▸ **Information given**:
....................

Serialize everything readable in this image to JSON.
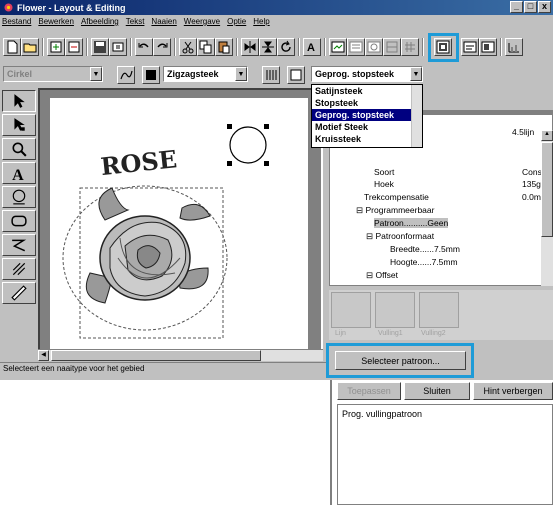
{
  "window": {
    "title": "Flower - Layout & Editing",
    "controls": [
      "_",
      "□",
      "x"
    ]
  },
  "menu": [
    "Bestand",
    "Bewerken",
    "Afbeelding",
    "Tekst",
    "Naaien",
    "Weergave",
    "Optie",
    "Help"
  ],
  "toolbar2": {
    "shape_combo": "Cirkel",
    "stitch_combo": "Zigzagsteek",
    "fill_combo": "Geprog. stopsteek"
  },
  "dropdown": {
    "items": [
      "Satijnsteek",
      "Stopsteek",
      "Geprog. stopsteek",
      "Motief Steek",
      "Kruissteek"
    ],
    "selected": "Geprog. stopsteek"
  },
  "canvas": {
    "text": "ROSE"
  },
  "status": "Selecteert een naaitype voor het gebied",
  "tree": {
    "width_value": "4.5lijn",
    "soort": "Soort",
    "soort_val": "Cons",
    "hoek": "Hoek",
    "hoek_val": "135gr",
    "trek": "Trekcompensatie",
    "trek_val": "0.0mr",
    "prog": "Programmeerbaar",
    "patroon": "Patroon..........Geen",
    "patroonformaat": "Patroonformaat",
    "breedte": "Breedte......7.5mm",
    "hoogte": "Hoogte......7.5mm",
    "offset": "Offset"
  },
  "patterns": [
    "Lijn",
    "Vulling1",
    "Vulling2"
  ],
  "buttons": {
    "select_pattern": "Selecteer patroon...",
    "apply": "Toepassen",
    "close": "Sluiten",
    "hint": "Hint verbergen"
  },
  "hint_text": "Prog. vullingpatroon",
  "colors": {
    "highlight": "#1e9bd7",
    "titlebar": "#0a246a",
    "selection": "#000080"
  }
}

....................

▸ **What is being asked**:
Look through the entries above for the word "Geprog". Copy every line where it shows up.

▸ **Task response**:
    "fill_combo": "Geprog. stopsteek"
      "Geprog. stopsteek",
    "selected": "Geprog. stopsteek"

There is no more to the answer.